■ **What this task involves**
Only lines with the word "areas" are needed; collect each of them from the listing below.

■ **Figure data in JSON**
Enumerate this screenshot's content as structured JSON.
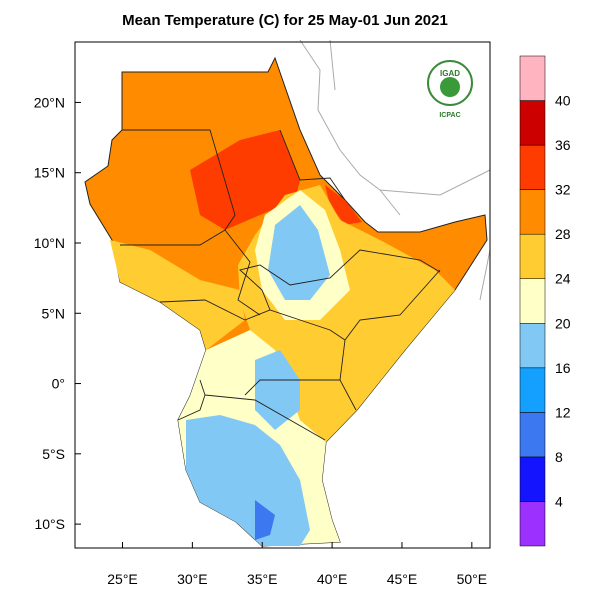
{
  "title": "Mean Temperature (C) for 25 May-01 Jun 2021",
  "logo": {
    "name": "IGAD",
    "org": "ICPAC"
  },
  "map": {
    "lon_range": [
      21.6,
      51.3
    ],
    "lat_range": [
      -11.7,
      24.3
    ],
    "lon_ticks": [
      {
        "value": 25,
        "label": "25°E"
      },
      {
        "value": 30,
        "label": "30°E"
      },
      {
        "value": 35,
        "label": "35°E"
      },
      {
        "value": 40,
        "label": "40°E"
      },
      {
        "value": 45,
        "label": "45°E"
      },
      {
        "value": 50,
        "label": "50°E"
      }
    ],
    "lat_ticks": [
      {
        "value": 20,
        "label": "20°N"
      },
      {
        "value": 15,
        "label": "15°N"
      },
      {
        "value": 10,
        "label": "10°N"
      },
      {
        "value": 5,
        "label": "5°N"
      },
      {
        "value": 0,
        "label": "0°"
      },
      {
        "value": -5,
        "label": "5°S"
      },
      {
        "value": -10,
        "label": "10°S"
      }
    ]
  },
  "colorbar": {
    "colors": [
      "#9b30ff",
      "#1414ff",
      "#3c78f0",
      "#14a0ff",
      "#82c8f5",
      "#ffffc8",
      "#ffcd32",
      "#ff8c00",
      "#ff3c00",
      "#cd0000",
      "#ffb4c0"
    ],
    "levels": [
      4,
      8,
      12,
      16,
      20,
      24,
      28,
      32,
      36,
      40
    ]
  }
}
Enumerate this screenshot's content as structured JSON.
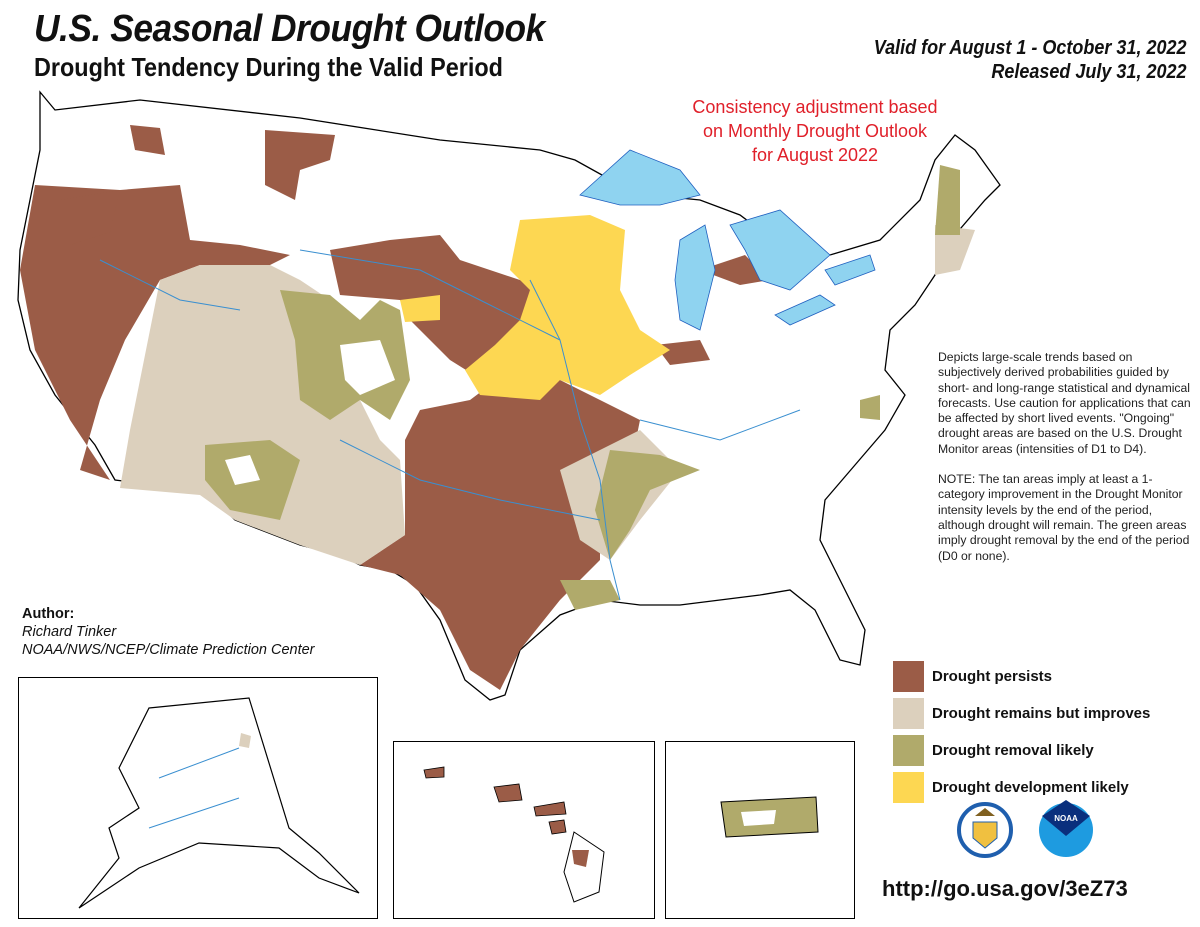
{
  "header": {
    "title": "U.S. Seasonal Drought Outlook",
    "subtitle": "Drought Tendency During the Valid Period",
    "valid_for": "Valid for August 1 - October 31, 2022",
    "released": "Released July 31, 2022"
  },
  "annotation": {
    "consistency_note": "Consistency adjustment based on Monthly Drought Outlook for August 2022"
  },
  "description": {
    "paragraph1": "Depicts large-scale trends based on subjectively derived probabilities guided by short- and long-range statistical and dynamical forecasts. Use caution for applications that can be affected by short lived events. \"Ongoing\" drought areas are based on the U.S. Drought Monitor areas (intensities of D1 to D4).",
    "paragraph2": "NOTE: The tan areas imply at least a 1-category improvement in the Drought Monitor intensity levels by the end of the period, although drought will remain. The green areas imply drought removal by the end of the period (D0 or none)."
  },
  "author": {
    "label": "Author:",
    "name": "Richard Tinker",
    "org": "NOAA/NWS/NCEP/Climate Prediction Center"
  },
  "legend": [
    {
      "label": "Drought persists",
      "color": "#9b5c47"
    },
    {
      "label": "Drought remains but improves",
      "color": "#dcd0bd"
    },
    {
      "label": "Drought removal likely",
      "color": "#b0aa6b"
    },
    {
      "label": "Drought development likely",
      "color": "#fdd752"
    }
  ],
  "colors": {
    "water": "#8fd3f0",
    "rivers": "#3a8fd0"
  },
  "logos": [
    "department-of-commerce-seal",
    "noaa-logo"
  ],
  "logo_text": {
    "noaa": "NOAA"
  },
  "url": "http://go.usa.gov/3eZ73"
}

■ **The result**
    "paragraph1": "Depicts large-scale trends based on subjectively derived probabilities guided by short- and long-range statistical and dynamical forecasts. Use caution for applications that can be affected by short lived events. \"Ongoing\" drought areas are based on the U.S. Drought Monitor areas (intensities of D1 to D4).",
    "paragraph2": "NOTE: The tan areas imply at least a 1-category improvement in the Drought Monitor intensity levels by the end of the period, although drought will remain. The green areas imply drought removal by the end of the period (D0 or none)."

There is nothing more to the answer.